Problem requirements: Copy each line in which the string "color" occurs.

** BEGIN **

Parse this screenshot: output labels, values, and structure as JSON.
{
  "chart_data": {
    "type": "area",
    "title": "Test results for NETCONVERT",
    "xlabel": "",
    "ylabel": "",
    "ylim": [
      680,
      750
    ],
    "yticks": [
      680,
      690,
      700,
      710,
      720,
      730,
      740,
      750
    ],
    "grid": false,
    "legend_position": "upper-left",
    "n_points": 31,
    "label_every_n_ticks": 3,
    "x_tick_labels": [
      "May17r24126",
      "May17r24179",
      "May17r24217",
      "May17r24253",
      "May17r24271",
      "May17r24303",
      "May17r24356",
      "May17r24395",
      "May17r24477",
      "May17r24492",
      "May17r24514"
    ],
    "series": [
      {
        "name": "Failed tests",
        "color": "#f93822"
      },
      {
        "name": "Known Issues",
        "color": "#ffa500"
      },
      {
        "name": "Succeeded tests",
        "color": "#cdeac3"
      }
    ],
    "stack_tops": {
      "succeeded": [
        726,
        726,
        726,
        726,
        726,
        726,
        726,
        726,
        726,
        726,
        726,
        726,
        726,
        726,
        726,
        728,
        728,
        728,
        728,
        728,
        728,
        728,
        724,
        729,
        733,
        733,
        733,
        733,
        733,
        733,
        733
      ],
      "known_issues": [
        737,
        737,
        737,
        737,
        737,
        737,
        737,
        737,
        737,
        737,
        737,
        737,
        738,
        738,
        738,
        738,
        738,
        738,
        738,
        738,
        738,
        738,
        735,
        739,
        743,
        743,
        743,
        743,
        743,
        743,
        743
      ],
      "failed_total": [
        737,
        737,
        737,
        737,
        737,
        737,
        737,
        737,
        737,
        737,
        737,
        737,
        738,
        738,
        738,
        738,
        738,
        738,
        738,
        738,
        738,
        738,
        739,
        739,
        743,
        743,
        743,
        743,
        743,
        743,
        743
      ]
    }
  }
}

** END **

Written response:
        "color": "#f93822"
        "color": "#ffa500"
        "color": "#cdeac3"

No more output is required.